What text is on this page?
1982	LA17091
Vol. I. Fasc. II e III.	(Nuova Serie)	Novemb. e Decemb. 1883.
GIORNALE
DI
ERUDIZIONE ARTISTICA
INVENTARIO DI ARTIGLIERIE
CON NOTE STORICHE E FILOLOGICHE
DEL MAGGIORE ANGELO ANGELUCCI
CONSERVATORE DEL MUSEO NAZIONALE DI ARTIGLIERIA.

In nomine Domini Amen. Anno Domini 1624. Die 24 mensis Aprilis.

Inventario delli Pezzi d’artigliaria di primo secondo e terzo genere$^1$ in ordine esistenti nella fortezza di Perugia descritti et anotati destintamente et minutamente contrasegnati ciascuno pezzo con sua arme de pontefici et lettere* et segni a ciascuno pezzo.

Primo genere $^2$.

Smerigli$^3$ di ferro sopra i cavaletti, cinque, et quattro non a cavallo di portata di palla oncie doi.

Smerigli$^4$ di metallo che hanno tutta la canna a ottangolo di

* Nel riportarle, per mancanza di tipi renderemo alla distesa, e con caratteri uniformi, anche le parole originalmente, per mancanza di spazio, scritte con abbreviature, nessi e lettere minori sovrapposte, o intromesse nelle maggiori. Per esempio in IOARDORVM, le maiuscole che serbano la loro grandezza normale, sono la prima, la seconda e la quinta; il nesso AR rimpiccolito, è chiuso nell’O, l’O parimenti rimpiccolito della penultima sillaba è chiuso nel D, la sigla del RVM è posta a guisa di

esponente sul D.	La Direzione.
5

JOB: Using the records above, pull out each line where the word "genere" occurs.

COMPLETE ANSWER:
Inventario delli Pezzi d’artigliaria di primo secondo e terzo genere$^1$ in ordine esistenti nella fortezza di Perugia descritti et anotati destintamente et minutamente contrasegnati ciascuno pezzo con sua arme de pontefici et lettere* et segni a ciascuno pezzo.
Primo genere $^2$.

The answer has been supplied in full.